### Stated exercise
Would you retype all of these records exactly?

== Record excerpts ==

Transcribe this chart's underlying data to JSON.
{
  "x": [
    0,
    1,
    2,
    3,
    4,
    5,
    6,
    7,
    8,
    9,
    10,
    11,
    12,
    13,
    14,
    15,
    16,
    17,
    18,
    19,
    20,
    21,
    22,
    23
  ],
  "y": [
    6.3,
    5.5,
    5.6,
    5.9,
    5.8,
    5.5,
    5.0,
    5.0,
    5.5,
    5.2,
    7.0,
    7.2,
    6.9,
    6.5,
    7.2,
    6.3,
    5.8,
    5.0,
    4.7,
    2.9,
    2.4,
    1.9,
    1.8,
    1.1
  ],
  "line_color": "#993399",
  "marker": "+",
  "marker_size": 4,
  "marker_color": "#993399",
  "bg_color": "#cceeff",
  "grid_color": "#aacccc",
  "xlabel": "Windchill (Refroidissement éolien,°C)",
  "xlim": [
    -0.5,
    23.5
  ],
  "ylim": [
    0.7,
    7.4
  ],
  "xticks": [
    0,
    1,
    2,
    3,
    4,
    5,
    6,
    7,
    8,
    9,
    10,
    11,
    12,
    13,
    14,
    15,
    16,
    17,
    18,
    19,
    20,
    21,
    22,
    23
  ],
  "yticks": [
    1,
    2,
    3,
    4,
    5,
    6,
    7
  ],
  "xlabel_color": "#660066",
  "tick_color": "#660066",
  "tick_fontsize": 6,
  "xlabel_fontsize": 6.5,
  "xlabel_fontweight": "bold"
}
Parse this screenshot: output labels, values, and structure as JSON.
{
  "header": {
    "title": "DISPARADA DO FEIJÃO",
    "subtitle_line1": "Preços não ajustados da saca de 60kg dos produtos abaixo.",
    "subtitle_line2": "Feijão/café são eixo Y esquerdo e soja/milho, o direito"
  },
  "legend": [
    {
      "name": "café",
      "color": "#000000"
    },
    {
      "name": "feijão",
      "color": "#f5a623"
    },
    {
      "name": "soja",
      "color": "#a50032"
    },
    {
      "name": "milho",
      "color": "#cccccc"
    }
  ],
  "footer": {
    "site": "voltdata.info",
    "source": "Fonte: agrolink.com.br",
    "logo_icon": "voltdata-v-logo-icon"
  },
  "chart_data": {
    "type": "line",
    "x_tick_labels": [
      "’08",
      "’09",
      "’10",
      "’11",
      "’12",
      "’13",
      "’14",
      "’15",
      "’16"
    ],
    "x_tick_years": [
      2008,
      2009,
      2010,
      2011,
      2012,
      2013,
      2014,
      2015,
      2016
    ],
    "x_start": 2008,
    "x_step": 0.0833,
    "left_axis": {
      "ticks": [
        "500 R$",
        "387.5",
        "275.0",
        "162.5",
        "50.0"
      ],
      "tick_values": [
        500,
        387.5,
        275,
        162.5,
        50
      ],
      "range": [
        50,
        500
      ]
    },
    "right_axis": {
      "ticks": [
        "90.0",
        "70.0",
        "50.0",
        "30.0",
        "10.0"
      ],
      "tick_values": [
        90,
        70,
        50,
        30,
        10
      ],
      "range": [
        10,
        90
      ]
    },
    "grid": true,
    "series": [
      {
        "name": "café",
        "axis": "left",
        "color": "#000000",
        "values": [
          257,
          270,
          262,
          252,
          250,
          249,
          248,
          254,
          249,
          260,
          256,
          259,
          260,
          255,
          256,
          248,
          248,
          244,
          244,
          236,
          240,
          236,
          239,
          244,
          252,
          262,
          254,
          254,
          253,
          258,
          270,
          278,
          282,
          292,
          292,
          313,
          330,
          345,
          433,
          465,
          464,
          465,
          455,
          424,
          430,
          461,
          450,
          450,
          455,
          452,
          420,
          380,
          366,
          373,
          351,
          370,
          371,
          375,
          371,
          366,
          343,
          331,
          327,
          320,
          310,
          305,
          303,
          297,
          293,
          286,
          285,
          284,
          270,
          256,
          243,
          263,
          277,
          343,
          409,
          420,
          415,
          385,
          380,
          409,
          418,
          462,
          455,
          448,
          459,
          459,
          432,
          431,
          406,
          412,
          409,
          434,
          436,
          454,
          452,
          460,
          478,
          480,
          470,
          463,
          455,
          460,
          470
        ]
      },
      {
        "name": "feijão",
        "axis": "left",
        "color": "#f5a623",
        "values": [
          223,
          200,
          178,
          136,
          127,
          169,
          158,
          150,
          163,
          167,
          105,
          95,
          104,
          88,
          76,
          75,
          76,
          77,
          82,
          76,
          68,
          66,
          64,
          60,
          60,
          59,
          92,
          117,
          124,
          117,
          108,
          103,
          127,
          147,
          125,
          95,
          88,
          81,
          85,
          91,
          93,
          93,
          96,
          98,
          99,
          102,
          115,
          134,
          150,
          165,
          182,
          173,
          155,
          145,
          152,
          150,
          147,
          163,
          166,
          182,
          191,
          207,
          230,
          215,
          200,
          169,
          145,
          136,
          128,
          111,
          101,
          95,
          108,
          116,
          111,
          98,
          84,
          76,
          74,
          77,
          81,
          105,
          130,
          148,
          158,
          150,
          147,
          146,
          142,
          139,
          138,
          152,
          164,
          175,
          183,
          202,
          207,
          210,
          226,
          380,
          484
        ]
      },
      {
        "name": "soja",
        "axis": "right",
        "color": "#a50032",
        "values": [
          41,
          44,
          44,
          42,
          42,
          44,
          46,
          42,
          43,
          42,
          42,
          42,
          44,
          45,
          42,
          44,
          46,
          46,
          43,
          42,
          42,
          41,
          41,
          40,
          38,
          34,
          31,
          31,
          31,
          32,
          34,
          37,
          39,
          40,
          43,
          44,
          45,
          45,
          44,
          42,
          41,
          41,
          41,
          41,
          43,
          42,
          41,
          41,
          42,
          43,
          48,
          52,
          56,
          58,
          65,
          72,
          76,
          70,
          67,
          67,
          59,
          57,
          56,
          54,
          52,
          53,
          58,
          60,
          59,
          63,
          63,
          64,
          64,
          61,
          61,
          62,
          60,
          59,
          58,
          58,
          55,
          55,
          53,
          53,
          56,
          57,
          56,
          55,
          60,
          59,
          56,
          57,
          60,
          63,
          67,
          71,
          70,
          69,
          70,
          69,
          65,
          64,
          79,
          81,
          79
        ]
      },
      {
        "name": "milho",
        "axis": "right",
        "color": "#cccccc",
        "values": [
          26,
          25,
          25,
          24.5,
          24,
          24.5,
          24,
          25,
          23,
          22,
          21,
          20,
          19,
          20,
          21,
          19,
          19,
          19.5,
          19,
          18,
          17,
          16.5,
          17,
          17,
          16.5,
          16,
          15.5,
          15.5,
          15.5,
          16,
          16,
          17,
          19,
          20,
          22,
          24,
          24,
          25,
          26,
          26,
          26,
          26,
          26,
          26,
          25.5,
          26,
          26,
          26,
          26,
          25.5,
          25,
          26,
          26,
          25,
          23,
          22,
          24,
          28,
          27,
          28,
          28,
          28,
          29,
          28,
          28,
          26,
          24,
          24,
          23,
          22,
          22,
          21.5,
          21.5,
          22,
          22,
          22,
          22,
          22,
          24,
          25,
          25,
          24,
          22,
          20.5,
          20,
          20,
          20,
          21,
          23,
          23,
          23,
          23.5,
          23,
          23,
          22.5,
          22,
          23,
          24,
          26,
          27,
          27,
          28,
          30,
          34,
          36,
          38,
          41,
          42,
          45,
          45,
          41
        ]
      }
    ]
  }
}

===

### Complete answer
Transcribe this chart's underlying data to JSON.
{
  "x": [
    0,
    1,
    2,
    3,
    4,
    5,
    6,
    7,
    8,
    9,
    10,
    11,
    12,
    13,
    14,
    15,
    16,
    17,
    18,
    19,
    20,
    21,
    22,
    23
  ],
  "y": [
    6.3,
    5.5,
    5.6,
    5.9,
    5.8,
    5.5,
    5.0,
    5.0,
    5.5,
    5.2,
    7.0,
    7.2,
    6.9,
    6.5,
    7.2,
    6.3,
    5.8,
    5.0,
    4.7,
    2.9,
    2.4,
    1.9,
    1.8,
    1.1
  ],
  "line_color": "#993399",
  "marker": "+",
  "marker_size": 4,
  "marker_color": "#993399",
  "bg_color": "#cceeff",
  "grid_color": "#aacccc",
  "xlabel": "Windchill (Refroidissement éolien,°C)",
  "xlim": [
    -0.5,
    23.5
  ],
  "ylim": [
    0.7,
    7.4
  ],
  "xticks": [
    0,
    1,
    2,
    3,
    4,
    5,
    6,
    7,
    8,
    9,
    10,
    11,
    12,
    13,
    14,
    15,
    16,
    17,
    18,
    19,
    20,
    21,
    22,
    23
  ],
  "yticks": [
    1,
    2,
    3,
    4,
    5,
    6,
    7
  ],
  "xlabel_color": "#660066",
  "tick_color": "#660066",
  "tick_fontsize": 6,
  "xlabel_fontsize": 6.5,
  "xlabel_fontweight": "bold"
}
Parse this screenshot: output labels, values, and structure as JSON.
{
  "header": {
    "title": "DISPARADA DO FEIJÃO",
    "subtitle_line1": "Preços não ajustados da saca de 60kg dos produtos abaixo.",
    "subtitle_line2": "Feijão/café são eixo Y esquerdo e soja/milho, o direito"
  },
  "legend": [
    {
      "name": "café",
      "color": "#000000"
    },
    {
      "name": "feijão",
      "color": "#f5a623"
    },
    {
      "name": "soja",
      "color": "#a50032"
    },
    {
      "name": "milho",
      "color": "#cccccc"
    }
  ],
  "footer": {
    "site": "voltdata.info",
    "source": "Fonte: agrolink.com.br",
    "logo_icon": "voltdata-v-logo-icon"
  },
  "chart_data": {
    "type": "line",
    "x_tick_labels": [
      "’08",
      "’09",
      "’10",
      "’11",
      "’12",
      "’13",
      "’14",
      "’15",
      "’16"
    ],
    "x_tick_years": [
      2008,
      2009,
      2010,
      2011,
      2012,
      2013,
      2014,
      2015,
      2016
    ],
    "x_start": 2008,
    "x_step": 0.0833,
    "left_axis": {
      "ticks": [
        "500 R$",
        "387.5",
        "275.0",
        "162.5",
        "50.0"
      ],
      "tick_values": [
        500,
        387.5,
        275,
        162.5,
        50
      ],
      "range": [
        50,
        500
      ]
    },
    "right_axis": {
      "ticks": [
        "90.0",
        "70.0",
        "50.0",
        "30.0",
        "10.0"
      ],
      "tick_values": [
        90,
        70,
        50,
        30,
        10
      ],
      "range": [
        10,
        90
      ]
    },
    "grid": true,
    "series": [
      {
        "name": "café",
        "axis": "left",
        "color": "#000000",
        "values": [
          257,
          270,
          262,
          252,
          250,
          249,
          248,
          254,
          249,
          260,
          256,
          259,
          260,
          255,
          256,
          248,
          248,
          244,
          244,
          236,
          240,
          236,
          239,
          244,
          252,
          262,
          254,
          254,
          253,
          258,
          270,
          278,
          282,
          292,
          292,
          313,
          330,
          345,
          433,
          465,
          464,
          465,
          455,
          424,
          430,
          461,
          450,
          450,
          455,
          452,
          420,
          380,
          366,
          373,
          351,
          370,
          371,
          375,
          371,
          366,
          343,
          331,
          327,
          320,
          310,
          305,
          303,
          297,
          293,
          286,
          285,
          284,
          270,
          256,
          243,
          263,
          277,
          343,
          409,
          420,
          415,
          385,
          380,
          409,
          418,
          462,
          455,
          448,
          459,
          459,
          432,
          431,
          406,
          412,
          409,
          434,
          436,
          454,
          452,
          460,
          478,
          480,
          470,
          463,
          455,
          460,
          470
        ]
      },
      {
        "name": "feijão",
        "axis": "left",
        "color": "#f5a623",
        "values": [
          223,
          200,
          178,
          136,
          127,
          169,
          158,
          150,
          163,
          167,
          105,
          95,
          104,
          88,
          76,
          75,
          76,
          77,
          82,
          76,
          68,
          66,
          64,
          60,
          60,
          59,
          92,
          117,
          124,
          117,
          108,
          103,
          127,
          147,
          125,
          95,
          88,
          81,
          85,
          91,
          93,
          93,
          96,
          98,
          99,
          102,
          115,
          134,
          150,
          165,
          182,
          173,
          155,
          145,
          152,
          150,
          147,
          163,
          166,
          182,
          191,
          207,
          230,
          215,
          200,
          169,
          145,
          136,
          128,
          111,
          101,
          95,
          108,
          116,
          111,
          98,
          84,
          76,
          74,
          77,
          81,
          105,
          130,
          148,
          158,
          150,
          147,
          146,
          142,
          139,
          138,
          152,
          164,
          175,
          183,
          202,
          207,
          210,
          226,
          380,
          484
        ]
      },
      {
        "name": "soja",
        "axis": "right",
        "color": "#a50032",
        "values": [
          41,
          44,
          44,
          42,
          42,
          44,
          46,
          42,
          43,
          42,
          42,
          42,
          44,
          45,
          42,
          44,
          46,
          46,
          43,
          42,
          42,
          41,
          41,
          40,
          38,
          34,
          31,
          31,
          31,
          32,
          34,
          37,
          39,
          40,
          43,
          44,
          45,
          45,
          44,
          42,
          41,
          41,
          41,
          41,
          43,
          42,
          41,
          41,
          42,
          43,
          48,
          52,
          56,
          58,
          65,
          72,
          76,
          70,
          67,
          67,
          59,
          57,
          56,
          54,
          52,
          53,
          58,
          60,
          59,
          63,
          63,
          64,
          64,
          61,
          61,
          62,
          60,
          59,
          58,
          58,
          55,
          55,
          53,
          53,
          56,
          57,
          56,
          55,
          60,
          59,
          56,
          57,
          60,
          63,
          67,
          71,
          70,
          69,
          70,
          69,
          65,
          64,
          79,
          81,
          79
        ]
      },
      {
        "name": "milho",
        "axis": "right",
        "color": "#cccccc",
        "values": [
          26,
          25,
          25,
          24.5,
          24,
          24.5,
          24,
          25,
          23,
          22,
          21,
          20,
          19,
          20,
          21,
          19,
          19,
          19.5,
          19,
          18,
          17,
          16.5,
          17,
          17,
          16.5,
          16,
          15.5,
          15.5,
          15.5,
          16,
          16,
          17,
          19,
          20,
          22,
          24,
          24,
          25,
          26,
          26,
          26,
          26,
          26,
          26,
          25.5,
          26,
          26,
          26,
          26,
          25.5,
          25,
          26,
          26,
          25,
          23,
          22,
          24,
          28,
          27,
          28,
          28,
          28,
          29,
          28,
          28,
          26,
          24,
          24,
          23,
          22,
          22,
          21.5,
          21.5,
          22,
          22,
          22,
          22,
          22,
          24,
          25,
          25,
          24,
          22,
          20.5,
          20,
          20,
          20,
          21,
          23,
          23,
          23,
          23.5,
          23,
          23,
          22.5,
          22,
          23,
          24,
          26,
          27,
          27,
          28,
          30,
          34,
          36,
          38,
          41,
          42,
          45,
          45,
          41
        ]
      }
    ]
  }
}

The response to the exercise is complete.